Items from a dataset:
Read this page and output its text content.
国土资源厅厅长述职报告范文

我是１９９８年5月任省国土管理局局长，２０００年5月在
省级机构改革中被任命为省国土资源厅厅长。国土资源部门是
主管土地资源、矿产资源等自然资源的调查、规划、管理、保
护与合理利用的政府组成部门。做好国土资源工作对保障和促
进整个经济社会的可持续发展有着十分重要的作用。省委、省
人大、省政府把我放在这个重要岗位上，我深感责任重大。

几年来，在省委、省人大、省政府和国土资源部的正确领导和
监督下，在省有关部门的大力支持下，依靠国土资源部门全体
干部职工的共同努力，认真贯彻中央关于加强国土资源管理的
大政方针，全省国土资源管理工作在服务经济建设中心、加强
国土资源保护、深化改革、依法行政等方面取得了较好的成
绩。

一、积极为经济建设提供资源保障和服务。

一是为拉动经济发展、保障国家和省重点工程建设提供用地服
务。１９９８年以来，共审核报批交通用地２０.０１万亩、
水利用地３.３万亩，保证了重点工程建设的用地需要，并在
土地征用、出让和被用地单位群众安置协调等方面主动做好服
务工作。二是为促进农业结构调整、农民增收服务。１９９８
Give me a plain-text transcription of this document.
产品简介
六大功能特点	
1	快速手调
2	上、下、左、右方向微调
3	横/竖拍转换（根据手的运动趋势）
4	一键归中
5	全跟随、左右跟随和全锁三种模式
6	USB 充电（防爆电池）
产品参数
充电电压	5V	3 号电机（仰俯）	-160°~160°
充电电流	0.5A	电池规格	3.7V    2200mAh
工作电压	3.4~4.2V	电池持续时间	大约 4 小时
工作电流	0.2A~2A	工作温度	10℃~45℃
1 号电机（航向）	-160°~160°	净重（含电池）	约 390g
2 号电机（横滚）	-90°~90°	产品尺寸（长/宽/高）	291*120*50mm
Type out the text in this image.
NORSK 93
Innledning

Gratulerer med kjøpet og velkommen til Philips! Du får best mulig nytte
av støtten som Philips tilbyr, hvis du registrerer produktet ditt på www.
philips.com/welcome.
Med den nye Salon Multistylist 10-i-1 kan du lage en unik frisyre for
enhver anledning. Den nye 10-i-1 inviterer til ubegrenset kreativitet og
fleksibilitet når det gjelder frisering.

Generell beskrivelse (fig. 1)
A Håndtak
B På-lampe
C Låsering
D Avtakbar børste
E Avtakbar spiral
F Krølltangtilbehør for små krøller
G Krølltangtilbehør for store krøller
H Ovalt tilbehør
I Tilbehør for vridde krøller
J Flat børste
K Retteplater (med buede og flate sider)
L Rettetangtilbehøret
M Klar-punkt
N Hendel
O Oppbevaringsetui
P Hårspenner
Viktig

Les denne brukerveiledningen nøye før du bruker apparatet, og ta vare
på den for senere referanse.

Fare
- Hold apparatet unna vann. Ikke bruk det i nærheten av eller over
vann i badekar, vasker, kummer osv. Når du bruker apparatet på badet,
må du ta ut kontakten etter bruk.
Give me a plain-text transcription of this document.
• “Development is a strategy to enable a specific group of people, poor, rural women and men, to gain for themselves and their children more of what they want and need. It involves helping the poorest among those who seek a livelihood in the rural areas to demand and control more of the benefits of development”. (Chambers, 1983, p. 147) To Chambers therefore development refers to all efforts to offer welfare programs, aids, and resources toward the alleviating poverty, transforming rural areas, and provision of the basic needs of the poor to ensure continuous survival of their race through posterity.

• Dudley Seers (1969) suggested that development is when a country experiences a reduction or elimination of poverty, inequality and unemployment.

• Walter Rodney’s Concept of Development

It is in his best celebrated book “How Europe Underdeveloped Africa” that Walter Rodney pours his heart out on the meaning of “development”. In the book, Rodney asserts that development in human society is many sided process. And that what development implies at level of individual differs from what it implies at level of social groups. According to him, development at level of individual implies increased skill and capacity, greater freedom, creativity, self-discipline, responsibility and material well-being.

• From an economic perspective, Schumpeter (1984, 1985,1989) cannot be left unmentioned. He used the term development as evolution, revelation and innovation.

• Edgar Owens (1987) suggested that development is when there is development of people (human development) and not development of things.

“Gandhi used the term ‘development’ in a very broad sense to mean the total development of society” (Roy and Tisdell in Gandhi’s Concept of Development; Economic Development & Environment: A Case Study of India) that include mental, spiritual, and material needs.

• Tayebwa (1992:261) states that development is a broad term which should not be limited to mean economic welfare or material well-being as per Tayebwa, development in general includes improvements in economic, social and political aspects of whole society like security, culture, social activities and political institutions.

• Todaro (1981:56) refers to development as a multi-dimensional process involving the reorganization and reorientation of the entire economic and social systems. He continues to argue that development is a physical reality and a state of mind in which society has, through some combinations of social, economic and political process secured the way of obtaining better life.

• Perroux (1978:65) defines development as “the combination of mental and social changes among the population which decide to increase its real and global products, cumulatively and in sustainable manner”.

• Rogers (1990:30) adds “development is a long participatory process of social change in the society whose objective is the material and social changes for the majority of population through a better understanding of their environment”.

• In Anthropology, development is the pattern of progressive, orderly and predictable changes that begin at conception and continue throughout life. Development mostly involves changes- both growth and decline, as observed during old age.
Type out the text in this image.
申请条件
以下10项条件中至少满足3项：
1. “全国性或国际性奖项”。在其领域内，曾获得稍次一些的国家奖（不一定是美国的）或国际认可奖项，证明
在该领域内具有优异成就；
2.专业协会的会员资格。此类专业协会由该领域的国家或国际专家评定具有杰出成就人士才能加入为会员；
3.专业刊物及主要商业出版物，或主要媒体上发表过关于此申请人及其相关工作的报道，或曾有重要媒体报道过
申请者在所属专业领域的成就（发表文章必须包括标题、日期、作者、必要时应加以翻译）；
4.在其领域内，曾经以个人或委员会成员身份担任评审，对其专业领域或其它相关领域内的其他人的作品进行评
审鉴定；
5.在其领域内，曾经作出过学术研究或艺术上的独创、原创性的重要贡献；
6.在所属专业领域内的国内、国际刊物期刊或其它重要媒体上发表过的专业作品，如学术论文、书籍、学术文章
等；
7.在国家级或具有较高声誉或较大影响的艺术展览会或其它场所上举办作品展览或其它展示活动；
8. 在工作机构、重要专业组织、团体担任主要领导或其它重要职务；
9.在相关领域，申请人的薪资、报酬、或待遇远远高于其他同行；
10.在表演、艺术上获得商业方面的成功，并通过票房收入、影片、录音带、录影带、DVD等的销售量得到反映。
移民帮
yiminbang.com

### TASK OBJECTIVE
Transcribe the data. Leave every line exactly as it is.

### RESULT OF THE TASK
Read this page and output its text content.
国土资源厅厅长述职报告范文

我是１９９８年5月任省国土管理局局长，２０００年5月在
省级机构改革中被任命为省国土资源厅厅长。国土资源部门是
主管土地资源、矿产资源等自然资源的调查、规划、管理、保
护与合理利用的政府组成部门。做好国土资源工作对保障和促
进整个经济社会的可持续发展有着十分重要的作用。省委、省
人大、省政府把我放在这个重要岗位上，我深感责任重大。

几年来，在省委、省人大、省政府和国土资源部的正确领导和
监督下，在省有关部门的大力支持下，依靠国土资源部门全体
干部职工的共同努力，认真贯彻中央关于加强国土资源管理的
大政方针，全省国土资源管理工作在服务经济建设中心、加强
国土资源保护、深化改革、依法行政等方面取得了较好的成
绩。

一、积极为经济建设提供资源保障和服务。

一是为拉动经济发展、保障国家和省重点工程建设提供用地服
务。１９９８年以来，共审核报批交通用地２０.０１万亩、
水利用地３.３万亩，保证了重点工程建设的用地需要，并在
土地征用、出让和被用地单位群众安置协调等方面主动做好服
务工作。二是为促进农业结构调整、农民增收服务。１９９８
Give me a plain-text transcription of this document.
产品简介
六大功能特点	
1	快速手调
2	上、下、左、右方向微调
3	横/竖拍转换（根据手的运动趋势）
4	一键归中
5	全跟随、左右跟随和全锁三种模式
6	USB 充电（防爆电池）
产品参数
充电电压	5V	3 号电机（仰俯）	-160°~160°
充电电流	0.5A	电池规格	3.7V    2200mAh
工作电压	3.4~4.2V	电池持续时间	大约 4 小时
工作电流	0.2A~2A	工作温度	10℃~45℃
1 号电机（航向）	-160°~160°	净重（含电池）	约 390g
2 号电机（横滚）	-90°~90°	产品尺寸（长/宽/高）	291*120*50mm
Type out the text in this image.
NORSK 93
Innledning

Gratulerer med kjøpet og velkommen til Philips! Du får best mulig nytte
av støtten som Philips tilbyr, hvis du registrerer produktet ditt på www.
philips.com/welcome.
Med den nye Salon Multistylist 10-i-1 kan du lage en unik frisyre for
enhver anledning. Den nye 10-i-1 inviterer til ubegrenset kreativitet og
fleksibilitet når det gjelder frisering.

Generell beskrivelse (fig. 1)
A Håndtak
B På-lampe
C Låsering
D Avtakbar børste
E Avtakbar spiral
F Krølltangtilbehør for små krøller
G Krølltangtilbehør for store krøller
H Ovalt tilbehør
I Tilbehør for vridde krøller
J Flat børste
K Retteplater (med buede og flate sider)
L Rettetangtilbehøret
M Klar-punkt
N Hendel
O Oppbevaringsetui
P Hårspenner
Viktig

Les denne brukerveiledningen nøye før du bruker apparatet, og ta vare
på den for senere referanse.

Fare
- Hold apparatet unna vann. Ikke bruk det i nærheten av eller over
vann i badekar, vasker, kummer osv. Når du bruker apparatet på badet,
må du ta ut kontakten etter bruk.
Give me a plain-text transcription of this document.
• “Development is a strategy to enable a specific group of people, poor, rural women and men, to gain for themselves and their children more of what they want and need. It involves helping the poorest among those who seek a livelihood in the rural areas to demand and control more of the benefits of development”. (Chambers, 1983, p. 147) To Chambers therefore development refers to all efforts to offer welfare programs, aids, and resources toward the alleviating poverty, transforming rural areas, and provision of the basic needs of the poor to ensure continuous survival of their race through posterity.

• Dudley Seers (1969) suggested that development is when a country experiences a reduction or elimination of poverty, inequality and unemployment.

• Walter Rodney’s Concept of Development

It is in his best celebrated book “How Europe Underdeveloped Africa” that Walter Rodney pours his heart out on the meaning of “development”. In the book, Rodney asserts that development in human society is many sided process. And that what development implies at level of individual differs from what it implies at level of social groups. According to him, development at level of individual implies increased skill and capacity, greater freedom, creativity, self-discipline, responsibility and material well-being.

• From an economic perspective, Schumpeter (1984, 1985,1989) cannot be left unmentioned. He used the term development as evolution, revelation and innovation.

• Edgar Owens (1987) suggested that development is when there is development of people (human development) and not development of things.

“Gandhi used the term ‘development’ in a very broad sense to mean the total development of society” (Roy and Tisdell in Gandhi’s Concept of Development; Economic Development & Environment: A Case Study of India) that include mental, spiritual, and material needs.

• Tayebwa (1992:261) states that development is a broad term which should not be limited to mean economic welfare or material well-being as per Tayebwa, development in general includes improvements in economic, social and political aspects of whole society like security, culture, social activities and political institutions.

• Todaro (1981:56) refers to development as a multi-dimensional process involving the reorganization and reorientation of the entire economic and social systems. He continues to argue that development is a physical reality and a state of mind in which society has, through some combinations of social, economic and political process secured the way of obtaining better life.

• Perroux (1978:65) defines development as “the combination of mental and social changes among the population which decide to increase its real and global products, cumulatively and in sustainable manner”.

• Rogers (1990:30) adds “development is a long participatory process of social change in the society whose objective is the material and social changes for the majority of population through a better understanding of their environment”.

• In Anthropology, development is the pattern of progressive, orderly and predictable changes that begin at conception and continue throughout life. Development mostly involves changes- both growth and decline, as observed during old age.
Type out the text in this image.
申请条件
以下10项条件中至少满足3项：
1. “全国性或国际性奖项”。在其领域内，曾获得稍次一些的国家奖（不一定是美国的）或国际认可奖项，证明
在该领域内具有优异成就；
2.专业协会的会员资格。此类专业协会由该领域的国家或国际专家评定具有杰出成就人士才能加入为会员；
3.专业刊物及主要商业出版物，或主要媒体上发表过关于此申请人及其相关工作的报道，或曾有重要媒体报道过
申请者在所属专业领域的成就（发表文章必须包括标题、日期、作者、必要时应加以翻译）；
4.在其领域内，曾经以个人或委员会成员身份担任评审，对其专业领域或其它相关领域内的其他人的作品进行评
审鉴定；
5.在其领域内，曾经作出过学术研究或艺术上的独创、原创性的重要贡献；
6.在所属专业领域内的国内、国际刊物期刊或其它重要媒体上发表过的专业作品，如学术论文、书籍、学术文章
等；
7.在国家级或具有较高声誉或较大影响的艺术展览会或其它场所上举办作品展览或其它展示活动；
8. 在工作机构、重要专业组织、团体担任主要领导或其它重要职务；
9.在相关领域，申请人的薪资、报酬、或待遇远远高于其他同行；
10.在表演、艺术上获得商业方面的成功，并通过票房收入、影片、录音带、录影带、DVD等的销售量得到反映。
移民帮
yiminbang.com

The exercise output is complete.